■ WORK REQUEST 1: From the Europa League qualifying page, reproduce word for word the part that opens with the words containing "This page summarises" and closes with "7 August 2014.".
■ WORK REQUEST 2: List every heading in the Europa League qualifying page that is set off with equals signs.

■ PASSAGE PROVIDED:
= 2014–15 UEFA Europa League qualifying (third and play-off round matches) =

European football competition

This page summarises the matches of the third qualifying and play-off rounds of 2014–15 UEFA Europa League qualifying.

Times are CEST (UTC+2), as listed by UEFA (local times, if different, are in parentheses).

==Third qualifying round==

===Summary===

The first legs were played on 31 July, and the second legs were played on 7 August 2014.

■ GIVEN RECORDS:

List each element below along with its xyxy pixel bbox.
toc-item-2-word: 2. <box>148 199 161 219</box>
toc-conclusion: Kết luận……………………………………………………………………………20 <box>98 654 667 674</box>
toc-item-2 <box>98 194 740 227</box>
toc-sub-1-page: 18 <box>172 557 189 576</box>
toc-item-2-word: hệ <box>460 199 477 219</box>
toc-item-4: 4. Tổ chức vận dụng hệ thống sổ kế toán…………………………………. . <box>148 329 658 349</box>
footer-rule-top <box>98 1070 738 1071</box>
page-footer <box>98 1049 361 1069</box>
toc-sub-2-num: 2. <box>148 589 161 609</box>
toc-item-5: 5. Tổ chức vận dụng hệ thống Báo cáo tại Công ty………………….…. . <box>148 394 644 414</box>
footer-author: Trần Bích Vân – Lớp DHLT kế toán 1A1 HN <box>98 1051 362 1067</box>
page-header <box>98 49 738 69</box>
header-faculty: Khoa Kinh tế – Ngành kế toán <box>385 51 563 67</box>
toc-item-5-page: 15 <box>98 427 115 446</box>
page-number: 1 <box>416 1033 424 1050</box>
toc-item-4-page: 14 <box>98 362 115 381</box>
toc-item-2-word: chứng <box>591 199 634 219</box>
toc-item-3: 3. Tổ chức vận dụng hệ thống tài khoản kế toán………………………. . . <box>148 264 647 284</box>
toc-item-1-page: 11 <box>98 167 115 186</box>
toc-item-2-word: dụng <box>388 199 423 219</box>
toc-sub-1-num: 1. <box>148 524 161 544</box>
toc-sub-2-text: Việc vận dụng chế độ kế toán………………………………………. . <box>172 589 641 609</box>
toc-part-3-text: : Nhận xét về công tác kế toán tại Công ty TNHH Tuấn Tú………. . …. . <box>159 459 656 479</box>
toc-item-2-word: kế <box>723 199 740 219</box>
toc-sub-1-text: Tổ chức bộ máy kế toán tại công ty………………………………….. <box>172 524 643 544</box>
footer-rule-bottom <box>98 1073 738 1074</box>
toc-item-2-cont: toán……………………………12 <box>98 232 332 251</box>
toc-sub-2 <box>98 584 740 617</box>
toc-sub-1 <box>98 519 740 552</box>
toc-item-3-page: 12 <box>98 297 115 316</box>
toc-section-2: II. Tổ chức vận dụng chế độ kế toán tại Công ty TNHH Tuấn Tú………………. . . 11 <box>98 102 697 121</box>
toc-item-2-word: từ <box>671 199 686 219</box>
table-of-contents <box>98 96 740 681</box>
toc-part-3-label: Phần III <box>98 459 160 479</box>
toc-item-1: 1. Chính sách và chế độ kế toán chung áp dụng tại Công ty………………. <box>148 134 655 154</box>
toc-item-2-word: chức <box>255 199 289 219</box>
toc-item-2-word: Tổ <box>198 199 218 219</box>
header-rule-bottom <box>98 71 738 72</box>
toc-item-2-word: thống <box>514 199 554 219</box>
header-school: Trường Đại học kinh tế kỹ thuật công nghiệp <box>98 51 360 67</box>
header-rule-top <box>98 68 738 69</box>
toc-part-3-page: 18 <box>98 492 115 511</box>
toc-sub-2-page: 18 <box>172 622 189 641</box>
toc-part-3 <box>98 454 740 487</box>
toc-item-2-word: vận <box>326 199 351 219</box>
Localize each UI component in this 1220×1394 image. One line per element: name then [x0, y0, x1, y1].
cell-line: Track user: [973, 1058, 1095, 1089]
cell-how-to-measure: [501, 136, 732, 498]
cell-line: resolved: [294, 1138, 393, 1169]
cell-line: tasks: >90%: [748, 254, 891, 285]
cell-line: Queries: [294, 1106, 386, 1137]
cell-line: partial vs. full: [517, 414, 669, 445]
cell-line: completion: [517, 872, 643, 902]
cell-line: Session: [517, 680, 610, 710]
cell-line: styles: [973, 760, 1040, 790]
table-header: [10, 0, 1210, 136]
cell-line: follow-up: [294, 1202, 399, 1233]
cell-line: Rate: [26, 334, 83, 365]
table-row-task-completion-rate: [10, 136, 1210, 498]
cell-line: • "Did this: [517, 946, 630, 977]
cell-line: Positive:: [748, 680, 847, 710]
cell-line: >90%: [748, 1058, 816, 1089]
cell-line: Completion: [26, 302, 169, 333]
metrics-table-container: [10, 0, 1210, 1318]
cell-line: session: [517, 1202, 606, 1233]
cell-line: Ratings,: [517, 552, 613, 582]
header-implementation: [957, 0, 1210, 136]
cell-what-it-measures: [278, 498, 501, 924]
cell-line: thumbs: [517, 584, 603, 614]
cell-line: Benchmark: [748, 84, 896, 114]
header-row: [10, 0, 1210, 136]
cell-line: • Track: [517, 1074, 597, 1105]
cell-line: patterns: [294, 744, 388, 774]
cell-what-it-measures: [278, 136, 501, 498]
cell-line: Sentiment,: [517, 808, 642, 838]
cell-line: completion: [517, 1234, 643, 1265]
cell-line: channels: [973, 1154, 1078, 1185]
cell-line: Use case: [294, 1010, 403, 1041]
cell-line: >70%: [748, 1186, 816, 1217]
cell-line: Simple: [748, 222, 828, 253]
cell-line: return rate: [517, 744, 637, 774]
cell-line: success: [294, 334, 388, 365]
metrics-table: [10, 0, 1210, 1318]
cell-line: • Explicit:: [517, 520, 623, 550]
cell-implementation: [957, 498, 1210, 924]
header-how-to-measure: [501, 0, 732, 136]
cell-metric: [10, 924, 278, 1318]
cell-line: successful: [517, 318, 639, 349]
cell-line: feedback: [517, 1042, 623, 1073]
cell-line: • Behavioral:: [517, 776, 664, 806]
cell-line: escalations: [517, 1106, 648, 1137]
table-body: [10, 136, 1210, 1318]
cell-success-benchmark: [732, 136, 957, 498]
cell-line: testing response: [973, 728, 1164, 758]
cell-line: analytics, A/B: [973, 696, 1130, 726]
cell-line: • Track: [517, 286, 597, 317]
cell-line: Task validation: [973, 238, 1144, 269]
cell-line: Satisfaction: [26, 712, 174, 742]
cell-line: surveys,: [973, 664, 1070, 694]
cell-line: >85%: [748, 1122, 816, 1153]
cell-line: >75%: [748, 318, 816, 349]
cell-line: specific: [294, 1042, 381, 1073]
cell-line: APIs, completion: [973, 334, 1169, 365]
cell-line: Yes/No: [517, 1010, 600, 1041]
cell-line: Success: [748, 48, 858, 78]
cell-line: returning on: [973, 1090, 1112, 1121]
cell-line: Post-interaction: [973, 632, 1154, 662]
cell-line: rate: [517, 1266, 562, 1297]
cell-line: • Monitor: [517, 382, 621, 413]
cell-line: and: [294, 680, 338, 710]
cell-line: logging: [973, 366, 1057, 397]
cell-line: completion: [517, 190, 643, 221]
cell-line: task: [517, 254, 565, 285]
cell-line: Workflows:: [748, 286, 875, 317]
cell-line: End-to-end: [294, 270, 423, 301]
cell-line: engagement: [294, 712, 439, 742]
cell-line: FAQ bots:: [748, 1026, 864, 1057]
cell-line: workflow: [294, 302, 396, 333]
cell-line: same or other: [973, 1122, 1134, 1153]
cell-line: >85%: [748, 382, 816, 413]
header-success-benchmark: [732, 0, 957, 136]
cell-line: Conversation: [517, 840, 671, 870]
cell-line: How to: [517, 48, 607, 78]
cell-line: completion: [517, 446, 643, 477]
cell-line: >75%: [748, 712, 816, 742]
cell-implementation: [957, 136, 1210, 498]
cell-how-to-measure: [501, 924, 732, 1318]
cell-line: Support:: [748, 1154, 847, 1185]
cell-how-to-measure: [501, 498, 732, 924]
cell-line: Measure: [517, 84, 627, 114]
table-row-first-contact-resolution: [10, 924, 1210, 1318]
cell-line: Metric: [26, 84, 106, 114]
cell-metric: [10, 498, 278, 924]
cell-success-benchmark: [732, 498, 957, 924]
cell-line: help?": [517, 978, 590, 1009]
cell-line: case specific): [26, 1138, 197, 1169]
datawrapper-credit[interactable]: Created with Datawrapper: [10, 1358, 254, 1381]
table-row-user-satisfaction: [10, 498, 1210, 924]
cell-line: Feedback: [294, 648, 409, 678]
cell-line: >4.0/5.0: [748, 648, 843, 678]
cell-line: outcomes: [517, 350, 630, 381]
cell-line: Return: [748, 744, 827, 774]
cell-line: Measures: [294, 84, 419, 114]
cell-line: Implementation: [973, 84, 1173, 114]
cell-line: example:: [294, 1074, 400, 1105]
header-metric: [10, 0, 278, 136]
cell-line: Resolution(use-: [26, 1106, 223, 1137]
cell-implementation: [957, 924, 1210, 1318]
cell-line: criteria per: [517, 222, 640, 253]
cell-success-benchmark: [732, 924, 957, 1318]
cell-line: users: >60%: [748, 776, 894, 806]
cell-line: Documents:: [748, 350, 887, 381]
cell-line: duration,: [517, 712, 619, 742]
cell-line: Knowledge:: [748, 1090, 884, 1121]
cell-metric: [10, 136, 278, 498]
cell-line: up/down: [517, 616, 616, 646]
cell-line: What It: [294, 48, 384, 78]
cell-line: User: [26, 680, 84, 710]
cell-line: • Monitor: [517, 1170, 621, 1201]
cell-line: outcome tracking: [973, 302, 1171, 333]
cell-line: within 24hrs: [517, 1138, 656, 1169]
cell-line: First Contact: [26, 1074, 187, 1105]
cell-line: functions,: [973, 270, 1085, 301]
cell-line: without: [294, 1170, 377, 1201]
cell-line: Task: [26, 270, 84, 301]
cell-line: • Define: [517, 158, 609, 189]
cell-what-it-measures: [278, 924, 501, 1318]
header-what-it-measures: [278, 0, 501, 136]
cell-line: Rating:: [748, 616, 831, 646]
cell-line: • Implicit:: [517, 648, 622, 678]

■ EXPECTED ANSWER 1:
This page summarises the matches of the third qualifying and play-off rounds of 2014–15 UEFA Europa League qualifying.

Times are CEST (UTC+2), as listed by UEFA (local times, if different, are in parentheses).

==Third qualifying round==

===Summary===

The first legs were played on 31 July, and the second legs were played on 7 August 2014.

■ EXPECTED ANSWER 2:
2014–15 UEFA Europa League qualifying (third and play-off round matches)
Third qualifying round
Summary